***** Recorded information *****

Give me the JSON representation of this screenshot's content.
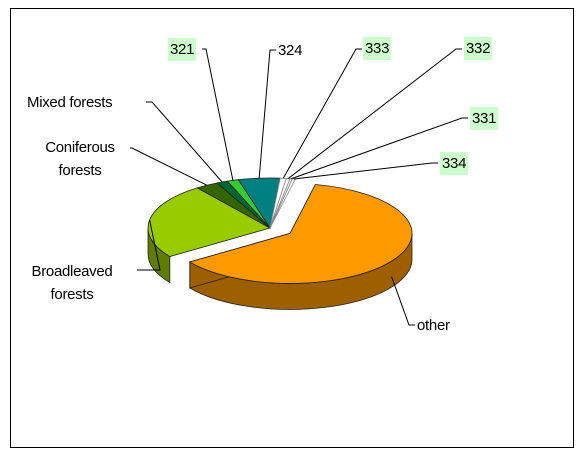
{
  "chart_data": {
    "type": "pie",
    "view": "3d",
    "categories": [
      "other",
      "Broadleaved forests",
      "Coniferous forests",
      "Mixed forests",
      "321",
      "324",
      "333",
      "332",
      "331",
      "334"
    ],
    "values": [
      62,
      24.5,
      3,
      1.5,
      1.5,
      5.5,
      0.8,
      0.5,
      0.3,
      0.4
    ],
    "colors": [
      "#ff9900",
      "#99cc00",
      "#336600",
      "#006633",
      "#33cc33",
      "#008080",
      "#ffffff",
      "#ffffff",
      "#ffffff",
      "#ffffff"
    ],
    "highlighted_labels": [
      "321",
      "333",
      "332",
      "331",
      "334"
    ],
    "highlight_color": "#ccffcc",
    "exploded": [
      "other"
    ]
  }
}
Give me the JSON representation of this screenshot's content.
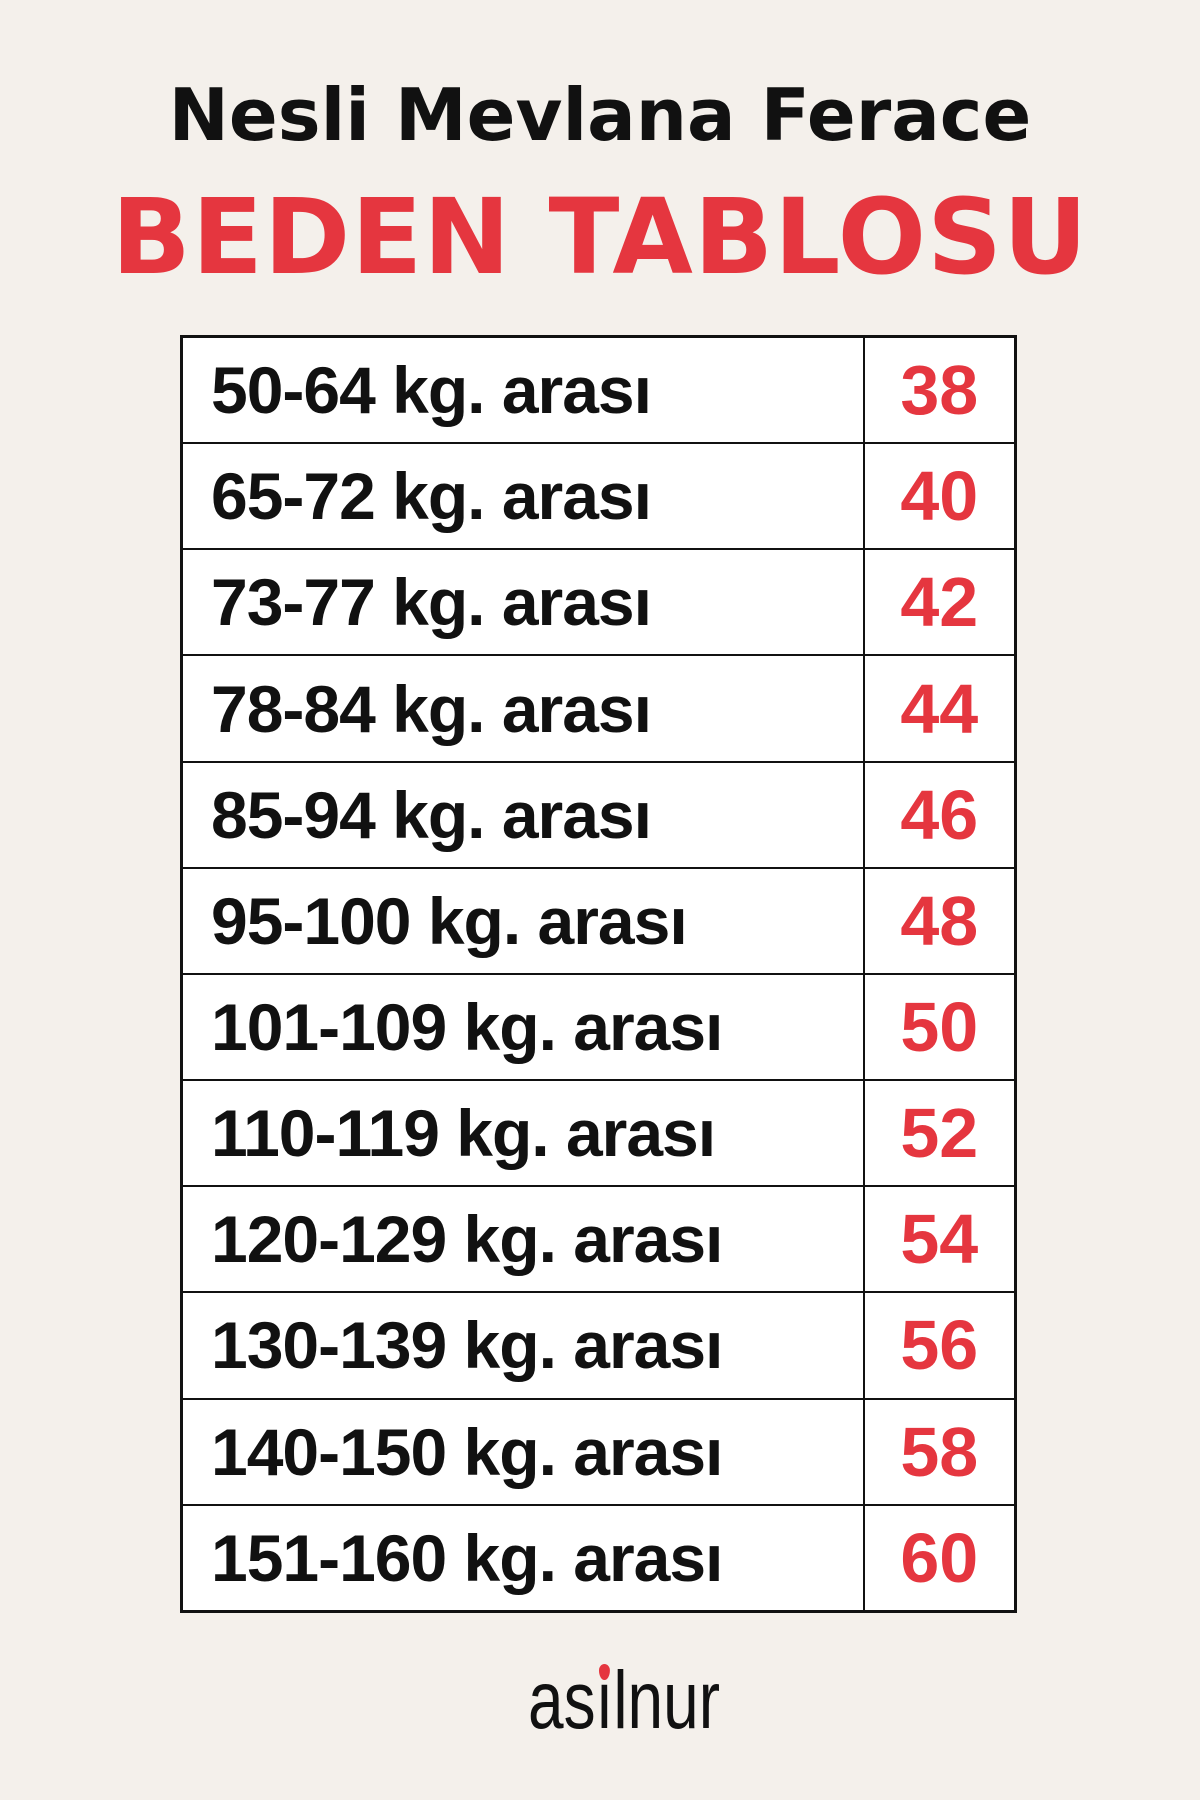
{
  "header": {
    "title": "Nesli Mevlana Ferace",
    "subtitle": "BEDEN TABLOSU"
  },
  "size_table": {
    "rows": [
      {
        "range": "50-64 kg. arası",
        "size": "38"
      },
      {
        "range": "65-72 kg. arası",
        "size": "40"
      },
      {
        "range": "73-77 kg. arası",
        "size": "42"
      },
      {
        "range": "78-84 kg. arası",
        "size": "44"
      },
      {
        "range": "85-94 kg. arası",
        "size": "46"
      },
      {
        "range": "95-100 kg. arası",
        "size": "48"
      },
      {
        "range": "101-109 kg. arası",
        "size": "50"
      },
      {
        "range": "110-119 kg. arası",
        "size": "52"
      },
      {
        "range": "120-129 kg. arası",
        "size": "54"
      },
      {
        "range": "130-139 kg. arası",
        "size": "56"
      },
      {
        "range": "140-150 kg. arası",
        "size": "58"
      },
      {
        "range": "151-160 kg. arası",
        "size": "60"
      }
    ]
  },
  "brand": {
    "logo_text": "asilnur",
    "logo_parts": [
      "as",
      "ı",
      "lnur"
    ]
  },
  "colors": {
    "accent": "#e5363f",
    "background": "#f4f0eb",
    "text": "#111111"
  }
}
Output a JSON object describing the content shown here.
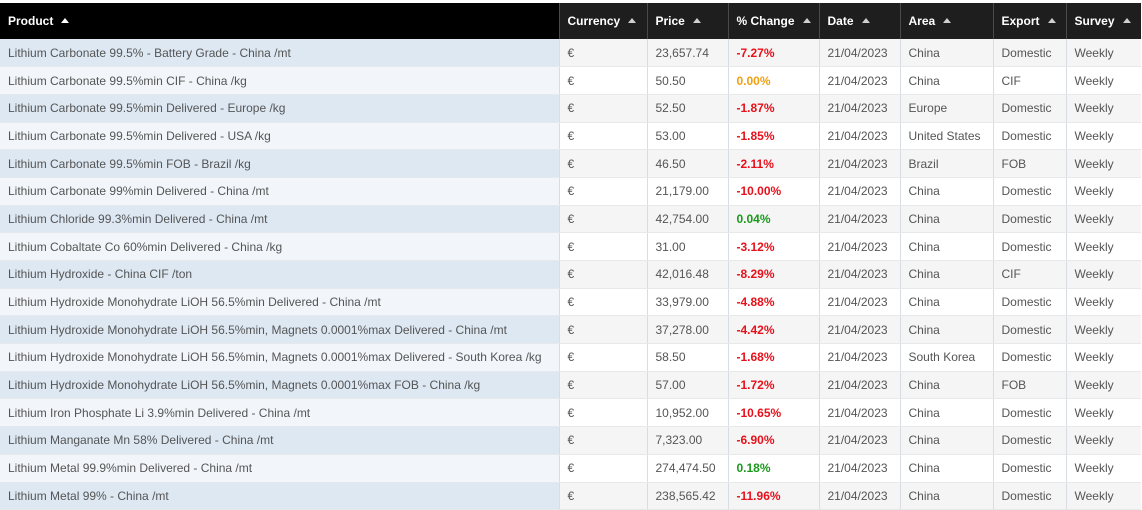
{
  "table": {
    "headers": [
      {
        "key": "product",
        "label": "Product"
      },
      {
        "key": "currency",
        "label": "Currency"
      },
      {
        "key": "price",
        "label": "Price"
      },
      {
        "key": "change",
        "label": "% Change"
      },
      {
        "key": "date",
        "label": "Date"
      },
      {
        "key": "area",
        "label": "Area"
      },
      {
        "key": "export",
        "label": "Export"
      },
      {
        "key": "survey",
        "label": "Survey"
      }
    ],
    "rows": [
      {
        "product": "Lithium Carbonate 99.5% - Battery Grade - China /mt",
        "currency": "€",
        "price": "23,657.74",
        "change": "-7.27%",
        "date": "21/04/2023",
        "area": "China",
        "export": "Domestic",
        "survey": "Weekly"
      },
      {
        "product": "Lithium Carbonate 99.5%min CIF - China /kg",
        "currency": "€",
        "price": "50.50",
        "change": "0.00%",
        "date": "21/04/2023",
        "area": "China",
        "export": "CIF",
        "survey": "Weekly"
      },
      {
        "product": "Lithium Carbonate 99.5%min Delivered - Europe /kg",
        "currency": "€",
        "price": "52.50",
        "change": "-1.87%",
        "date": "21/04/2023",
        "area": "Europe",
        "export": "Domestic",
        "survey": "Weekly"
      },
      {
        "product": "Lithium Carbonate 99.5%min Delivered - USA /kg",
        "currency": "€",
        "price": "53.00",
        "change": "-1.85%",
        "date": "21/04/2023",
        "area": "United States",
        "export": "Domestic",
        "survey": "Weekly"
      },
      {
        "product": "Lithium Carbonate 99.5%min FOB - Brazil /kg",
        "currency": "€",
        "price": "46.50",
        "change": "-2.11%",
        "date": "21/04/2023",
        "area": "Brazil",
        "export": "FOB",
        "survey": "Weekly"
      },
      {
        "product": "Lithium Carbonate 99%min Delivered - China /mt",
        "currency": "€",
        "price": "21,179.00",
        "change": "-10.00%",
        "date": "21/04/2023",
        "area": "China",
        "export": "Domestic",
        "survey": "Weekly"
      },
      {
        "product": "Lithium Chloride 99.3%min Delivered - China /mt",
        "currency": "€",
        "price": "42,754.00",
        "change": "0.04%",
        "date": "21/04/2023",
        "area": "China",
        "export": "Domestic",
        "survey": "Weekly"
      },
      {
        "product": "Lithium Cobaltate Co 60%min Delivered - China /kg",
        "currency": "€",
        "price": "31.00",
        "change": "-3.12%",
        "date": "21/04/2023",
        "area": "China",
        "export": "Domestic",
        "survey": "Weekly"
      },
      {
        "product": "Lithium Hydroxide - China CIF /ton",
        "currency": "€",
        "price": "42,016.48",
        "change": "-8.29%",
        "date": "21/04/2023",
        "area": "China",
        "export": "CIF",
        "survey": "Weekly"
      },
      {
        "product": "Lithium Hydroxide Monohydrate LiOH 56.5%min Delivered - China /mt",
        "currency": "€",
        "price": "33,979.00",
        "change": "-4.88%",
        "date": "21/04/2023",
        "area": "China",
        "export": "Domestic",
        "survey": "Weekly"
      },
      {
        "product": "Lithium Hydroxide Monohydrate LiOH 56.5%min, Magnets 0.0001%max Delivered - China /mt",
        "currency": "€",
        "price": "37,278.00",
        "change": "-4.42%",
        "date": "21/04/2023",
        "area": "China",
        "export": "Domestic",
        "survey": "Weekly"
      },
      {
        "product": "Lithium Hydroxide Monohydrate LiOH 56.5%min, Magnets 0.0001%max Delivered - South Korea /kg",
        "currency": "€",
        "price": "58.50",
        "change": "-1.68%",
        "date": "21/04/2023",
        "area": "South Korea",
        "export": "Domestic",
        "survey": "Weekly"
      },
      {
        "product": "Lithium Hydroxide Monohydrate LiOH 56.5%min, Magnets 0.0001%max FOB - China /kg",
        "currency": "€",
        "price": "57.00",
        "change": "-1.72%",
        "date": "21/04/2023",
        "area": "China",
        "export": "FOB",
        "survey": "Weekly"
      },
      {
        "product": "Lithium Iron Phosphate Li 3.9%min Delivered - China /mt",
        "currency": "€",
        "price": "10,952.00",
        "change": "-10.65%",
        "date": "21/04/2023",
        "area": "China",
        "export": "Domestic",
        "survey": "Weekly"
      },
      {
        "product": "Lithium Manganate Mn 58% Delivered - China /mt",
        "currency": "€",
        "price": "7,323.00",
        "change": "-6.90%",
        "date": "21/04/2023",
        "area": "China",
        "export": "Domestic",
        "survey": "Weekly"
      },
      {
        "product": "Lithium Metal 99.9%min Delivered - China /mt",
        "currency": "€",
        "price": "274,474.50",
        "change": "0.18%",
        "date": "21/04/2023",
        "area": "China",
        "export": "Domestic",
        "survey": "Weekly"
      },
      {
        "product": "Lithium Metal 99% - China /mt",
        "currency": "€",
        "price": "238,565.42",
        "change": "-11.96%",
        "date": "21/04/2023",
        "area": "China",
        "export": "Domestic",
        "survey": "Weekly"
      }
    ]
  },
  "colors": {
    "negative": "#e8101a",
    "positive": "#1a9a1a",
    "unchanged": "#f0a010",
    "header_bg": "#1e1e1e"
  },
  "icons": {
    "sort": "sort-ascending-icon"
  }
}
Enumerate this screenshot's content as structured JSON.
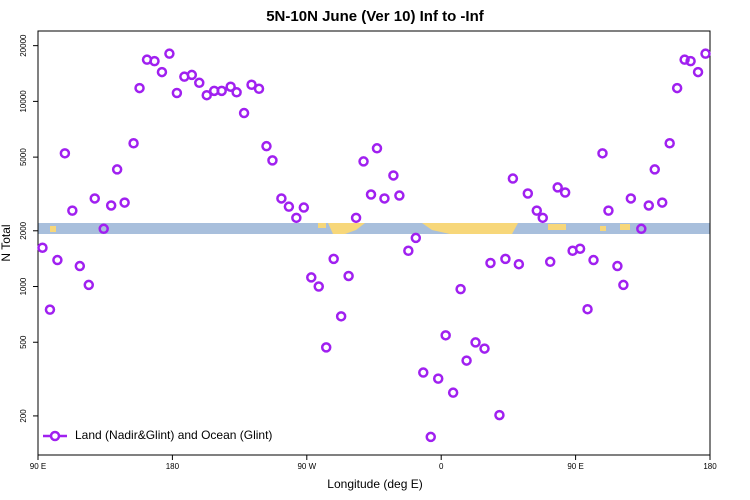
{
  "chart_data": {
    "type": "scatter",
    "title": "5N-10N June (Ver 10)   Inf to -Inf",
    "xlabel": "Longitude (deg E)",
    "ylabel": "N Total",
    "xlim": [
      90,
      540
    ],
    "xticks": [
      {
        "value": 90,
        "label": "90 E"
      },
      {
        "value": 180,
        "label": "180"
      },
      {
        "value": 270,
        "label": "90 W"
      },
      {
        "value": 360,
        "label": "0"
      },
      {
        "value": 450,
        "label": "90 E"
      },
      {
        "value": 540,
        "label": "180"
      }
    ],
    "ylim": [
      123,
      24000
    ],
    "yticks": [
      200,
      500,
      1000,
      2000,
      5000,
      10000,
      20000
    ],
    "log_y": true,
    "legend": "bottom-left",
    "series": [
      {
        "name": "Land (Nadir&Glint) and Ocean (Glint)",
        "color": "#a020f0",
        "x": [
          93,
          98,
          103,
          108,
          113,
          118,
          124,
          128,
          134,
          139,
          143,
          148,
          154,
          158,
          163,
          168,
          173,
          178,
          183,
          188,
          193,
          198,
          203,
          208,
          213,
          219,
          223,
          228,
          233,
          238,
          243,
          247,
          253,
          258,
          263,
          268,
          273,
          278,
          283,
          288,
          293,
          298,
          303,
          308,
          313,
          317,
          322,
          328,
          332,
          338,
          343,
          348,
          353,
          358,
          363,
          368,
          373,
          377,
          383,
          389,
          393,
          399,
          403,
          408,
          412,
          418,
          424,
          428,
          433,
          438,
          443,
          448,
          453,
          458,
          462,
          468,
          472,
          478,
          482,
          487,
          494,
          499,
          503,
          508,
          513,
          518,
          523,
          527,
          532,
          537
        ],
        "values": [
          1620,
          750,
          1390,
          5240,
          2570,
          1290,
          1020,
          2990,
          2050,
          2740,
          4290,
          2840,
          5940,
          11800,
          16800,
          16500,
          14400,
          18100,
          11100,
          13600,
          13900,
          12600,
          10800,
          11400,
          11400,
          12000,
          11200,
          8650,
          12300,
          11700,
          5730,
          4800,
          2990,
          2700,
          2350,
          2670,
          1120,
          1000,
          469,
          1410,
          690,
          1140,
          2350,
          4740,
          3140,
          5580,
          2990,
          3980,
          3100,
          1560,
          1830,
          343,
          154,
          318,
          545,
          267,
          968,
          398,
          499,
          462,
          1340,
          202,
          1410,
          3830,
          1320,
          3180,
          2570,
          2350,
          1360,
          3430,
          3220,
          1560,
          1600,
          754,
          1390,
          5240,
          2570,
          1290,
          1020,
          2990,
          2050,
          2740,
          4290,
          2840,
          5940,
          11800,
          16800,
          16500,
          14400,
          18100
        ]
      }
    ]
  }
}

*****

**Written request:**
Read the data above. Pull out each line in which the string "South" appears.

**Task output:**
        "product": "Lithium Hydroxide Monohydrate LiOH 56.5%min, Magnets 0.0001%max Delivered - South Korea /kg",
        "area": "South Korea",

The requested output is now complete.